=== AIM OF THE EXERCISE ===
How many lines of the data include the string "panel"? State the number and nothing else.

[Records from a dataset]

## begin

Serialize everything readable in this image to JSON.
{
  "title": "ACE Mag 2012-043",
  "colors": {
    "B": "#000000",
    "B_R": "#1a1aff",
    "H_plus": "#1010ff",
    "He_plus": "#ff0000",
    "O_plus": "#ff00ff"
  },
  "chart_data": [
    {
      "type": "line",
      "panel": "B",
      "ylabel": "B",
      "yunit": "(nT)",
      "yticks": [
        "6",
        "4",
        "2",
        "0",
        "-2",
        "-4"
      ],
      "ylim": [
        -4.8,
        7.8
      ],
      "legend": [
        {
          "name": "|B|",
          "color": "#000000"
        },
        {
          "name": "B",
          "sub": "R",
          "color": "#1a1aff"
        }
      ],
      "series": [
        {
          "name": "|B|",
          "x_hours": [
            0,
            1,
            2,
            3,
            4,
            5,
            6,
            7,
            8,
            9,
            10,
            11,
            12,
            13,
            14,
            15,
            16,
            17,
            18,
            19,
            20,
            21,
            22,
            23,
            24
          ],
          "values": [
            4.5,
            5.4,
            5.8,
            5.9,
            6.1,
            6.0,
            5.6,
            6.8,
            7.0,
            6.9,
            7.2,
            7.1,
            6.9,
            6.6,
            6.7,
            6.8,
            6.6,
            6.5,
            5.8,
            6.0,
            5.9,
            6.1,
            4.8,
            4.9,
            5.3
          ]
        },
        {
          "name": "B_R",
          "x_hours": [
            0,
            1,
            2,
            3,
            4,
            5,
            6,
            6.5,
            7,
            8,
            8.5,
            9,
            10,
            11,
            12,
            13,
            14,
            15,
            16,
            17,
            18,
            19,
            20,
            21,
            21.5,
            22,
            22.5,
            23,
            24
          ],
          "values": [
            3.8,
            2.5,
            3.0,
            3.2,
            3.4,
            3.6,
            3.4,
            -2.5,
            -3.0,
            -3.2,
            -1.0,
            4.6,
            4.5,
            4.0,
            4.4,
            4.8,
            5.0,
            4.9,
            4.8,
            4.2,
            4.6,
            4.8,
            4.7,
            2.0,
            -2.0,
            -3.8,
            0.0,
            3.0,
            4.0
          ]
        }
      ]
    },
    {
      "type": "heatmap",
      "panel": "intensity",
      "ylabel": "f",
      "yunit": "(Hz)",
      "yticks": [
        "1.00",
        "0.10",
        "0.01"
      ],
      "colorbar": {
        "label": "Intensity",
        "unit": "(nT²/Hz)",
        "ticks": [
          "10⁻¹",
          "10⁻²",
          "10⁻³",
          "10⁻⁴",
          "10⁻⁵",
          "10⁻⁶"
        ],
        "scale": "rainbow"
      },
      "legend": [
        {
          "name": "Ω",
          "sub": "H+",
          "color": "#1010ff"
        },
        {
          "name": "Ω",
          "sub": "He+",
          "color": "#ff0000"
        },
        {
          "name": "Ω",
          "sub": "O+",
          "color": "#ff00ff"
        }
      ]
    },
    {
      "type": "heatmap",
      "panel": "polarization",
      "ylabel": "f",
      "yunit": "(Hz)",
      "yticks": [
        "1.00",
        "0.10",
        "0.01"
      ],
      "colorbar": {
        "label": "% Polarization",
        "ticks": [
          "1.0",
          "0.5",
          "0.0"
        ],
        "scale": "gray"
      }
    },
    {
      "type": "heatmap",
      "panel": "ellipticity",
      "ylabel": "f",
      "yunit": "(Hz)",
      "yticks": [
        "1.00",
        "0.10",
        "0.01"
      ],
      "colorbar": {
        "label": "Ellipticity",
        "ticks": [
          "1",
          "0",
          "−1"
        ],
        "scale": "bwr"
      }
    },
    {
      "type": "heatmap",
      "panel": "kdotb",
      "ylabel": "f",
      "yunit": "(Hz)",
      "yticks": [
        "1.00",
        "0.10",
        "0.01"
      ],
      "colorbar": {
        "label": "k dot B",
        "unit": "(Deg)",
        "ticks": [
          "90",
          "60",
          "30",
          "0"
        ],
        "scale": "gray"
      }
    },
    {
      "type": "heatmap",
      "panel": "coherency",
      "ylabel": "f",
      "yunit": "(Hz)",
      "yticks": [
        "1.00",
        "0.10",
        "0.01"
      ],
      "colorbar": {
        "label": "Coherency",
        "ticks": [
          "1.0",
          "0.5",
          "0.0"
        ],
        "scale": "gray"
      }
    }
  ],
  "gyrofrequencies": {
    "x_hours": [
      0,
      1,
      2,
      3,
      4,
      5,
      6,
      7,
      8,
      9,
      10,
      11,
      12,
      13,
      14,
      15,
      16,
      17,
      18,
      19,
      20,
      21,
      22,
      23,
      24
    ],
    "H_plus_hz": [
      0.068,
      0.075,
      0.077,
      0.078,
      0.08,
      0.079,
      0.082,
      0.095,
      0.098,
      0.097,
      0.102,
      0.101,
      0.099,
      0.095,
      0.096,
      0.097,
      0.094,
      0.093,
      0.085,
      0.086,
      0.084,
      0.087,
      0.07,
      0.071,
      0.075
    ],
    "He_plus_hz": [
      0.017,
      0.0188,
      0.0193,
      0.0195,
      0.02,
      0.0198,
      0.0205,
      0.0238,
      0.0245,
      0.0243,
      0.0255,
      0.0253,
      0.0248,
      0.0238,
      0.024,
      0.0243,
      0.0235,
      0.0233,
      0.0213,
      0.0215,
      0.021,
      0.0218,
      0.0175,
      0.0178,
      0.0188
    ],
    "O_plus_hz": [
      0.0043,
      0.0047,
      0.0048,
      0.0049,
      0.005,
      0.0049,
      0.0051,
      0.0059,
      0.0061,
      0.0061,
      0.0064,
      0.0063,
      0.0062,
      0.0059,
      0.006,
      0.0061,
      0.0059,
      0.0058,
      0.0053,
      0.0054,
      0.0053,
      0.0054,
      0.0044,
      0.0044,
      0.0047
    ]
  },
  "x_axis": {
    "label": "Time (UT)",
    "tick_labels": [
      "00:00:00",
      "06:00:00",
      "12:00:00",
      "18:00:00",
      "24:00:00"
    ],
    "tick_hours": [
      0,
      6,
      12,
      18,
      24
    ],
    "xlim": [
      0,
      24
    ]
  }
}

## end

=== RESULT OF THIS TASK ===
6